Prompt:
Find the word "君权神授" in the listing; pull out each line holding it.

Recorded data:

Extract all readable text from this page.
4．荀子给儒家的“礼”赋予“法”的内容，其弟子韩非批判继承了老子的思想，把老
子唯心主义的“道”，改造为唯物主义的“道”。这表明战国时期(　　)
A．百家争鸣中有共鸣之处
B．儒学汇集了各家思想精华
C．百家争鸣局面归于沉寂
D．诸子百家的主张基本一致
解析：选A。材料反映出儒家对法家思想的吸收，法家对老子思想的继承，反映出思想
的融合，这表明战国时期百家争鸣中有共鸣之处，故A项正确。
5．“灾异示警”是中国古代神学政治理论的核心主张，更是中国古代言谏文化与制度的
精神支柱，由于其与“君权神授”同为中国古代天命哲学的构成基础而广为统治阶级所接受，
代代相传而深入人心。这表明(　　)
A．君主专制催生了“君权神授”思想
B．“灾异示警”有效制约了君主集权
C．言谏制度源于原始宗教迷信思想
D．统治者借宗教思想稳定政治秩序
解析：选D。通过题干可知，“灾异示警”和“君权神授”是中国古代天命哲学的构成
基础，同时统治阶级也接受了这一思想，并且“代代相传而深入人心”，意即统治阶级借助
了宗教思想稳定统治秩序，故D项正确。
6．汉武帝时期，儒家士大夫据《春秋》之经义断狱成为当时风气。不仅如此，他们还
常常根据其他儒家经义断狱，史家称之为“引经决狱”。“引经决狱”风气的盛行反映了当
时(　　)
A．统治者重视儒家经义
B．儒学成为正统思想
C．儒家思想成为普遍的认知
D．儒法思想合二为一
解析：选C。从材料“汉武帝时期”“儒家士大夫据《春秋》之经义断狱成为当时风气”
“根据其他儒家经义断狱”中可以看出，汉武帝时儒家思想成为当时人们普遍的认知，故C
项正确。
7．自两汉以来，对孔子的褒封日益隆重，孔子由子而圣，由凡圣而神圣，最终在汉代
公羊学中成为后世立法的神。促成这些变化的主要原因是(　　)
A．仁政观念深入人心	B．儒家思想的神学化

Finished exercise:
精神支柱，由于其与“君权神授”同为中国古代天命哲学的构成基础而广为统治阶级所接受，
A．君主专制催生了“君权神授”思想
解析：选D。通过题干可知，“灾异示警”和“君权神授”是中国古代天命哲学的构成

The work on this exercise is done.